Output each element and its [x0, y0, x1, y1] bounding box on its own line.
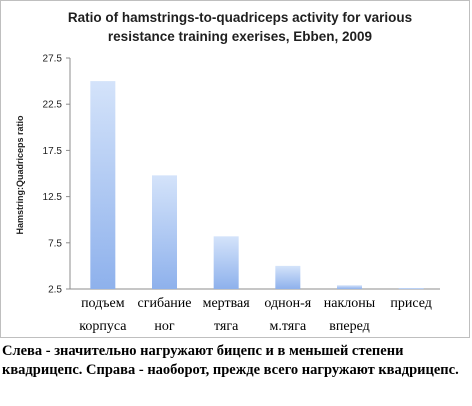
bar: [152, 175, 177, 289]
bar: [398, 288, 424, 290]
x-category-label: мертвая: [203, 296, 251, 311]
chart-title-line-2: resistance training exerises, Ebben, 200…: [108, 29, 372, 44]
x-category-label: корпуса: [79, 319, 127, 334]
bar: [275, 265, 301, 289]
y-tick-label: 17.5: [43, 146, 63, 157]
x-category-label: тяга: [214, 319, 239, 334]
bar: [213, 236, 239, 289]
x-category-label: м.тяга: [269, 319, 306, 334]
caption-text: Слева - значительно нагружают бицепс и в…: [2, 343, 459, 378]
x-category-label: вперед: [329, 319, 369, 334]
x-category-label: ног: [154, 319, 174, 334]
y-tick-label: 7.5: [48, 238, 62, 249]
x-category-label: подъем: [81, 296, 125, 311]
x-category-label: однон-я: [264, 296, 311, 311]
bar: [337, 285, 362, 289]
y-tick-label: 12.5: [43, 192, 63, 203]
x-category-label: присед: [390, 296, 432, 311]
y-axis-label: Hamstring:Quadriceps ratio: [15, 115, 25, 235]
bar-chart: Ratio of hamstrings-to-quadriceps activi…: [15, 10, 440, 334]
y-tick-label: 22.5: [43, 100, 63, 111]
chart-title-line-1: Ratio of hamstrings-to-quadriceps activi…: [68, 10, 412, 25]
y-tick-label: 2.5: [48, 285, 62, 296]
x-category-label: наклоны: [324, 296, 376, 311]
x-category-label: сгибание: [138, 296, 192, 311]
y-tick-label: 27.5: [43, 54, 63, 65]
bar: [90, 81, 116, 289]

----------

DESCRIPTION OF THE TASK: Lay out the records as a Markdown table with the columns Row and Line, starting at the line that has "bar: [152, 175, 177, 289]" and ending after the line that has "y-tick-label: 22.5: [43, 100, 63, 111]". Leave out any blank lines.

OUTPUT FOR THIS EXERCISE:
| Row | Line |
|---|---|
| 1 | bar: [152, 175, 177, 289] |
| 2 | bar: [398, 288, 424, 290] |
| 3 | x-category-label: мертвая: [203, 296, 251, 311] |
| 4 | chart-title-line-2: resistance training exerises, Ebben, 200…: [108, 29, 372, 44] |
| 5 | x-category-label: корпуса: [79, 319, 127, 334] |
| 6 | bar: [275, 265, 301, 289] |
| 7 | y-tick-label: 17.5: [43, 146, 63, 157] |
| 8 | x-category-label: тяга: [214, 319, 239, 334] |
| 9 | bar: [213, 236, 239, 289] |
| 10 | x-category-label: м.тяга: [269, 319, 306, 334] |
| 11 | caption-text: Слева - значительно нагружают бицепс и в…: [2, 343, 459, 378] |
| 12 | x-category-label: вперед: [329, 319, 369, 334] |
| 13 | x-category-label: ног: [154, 319, 174, 334] |
| 14 | y-tick-label: 7.5: [48, 238, 62, 249] |
| 15 | x-category-label: подъем: [81, 296, 125, 311] |
| 16 | x-category-label: однон-я: [264, 296, 311, 311] |
| 17 | bar: [337, 285, 362, 289] |
| 18 | y-tick-label: 12.5: [43, 192, 63, 203] |
| 19 | x-category-label: присед: [390, 296, 432, 311] |
| 20 | y-axis-label: Hamstring:Quadriceps ratio: [15, 115, 25, 235] |
| 21 | bar-chart: Ratio of hamstrings-to-quadriceps activi…: [15, 10, 440, 334] |
| 22 | y-tick-label: 22.5: [43, 100, 63, 111] |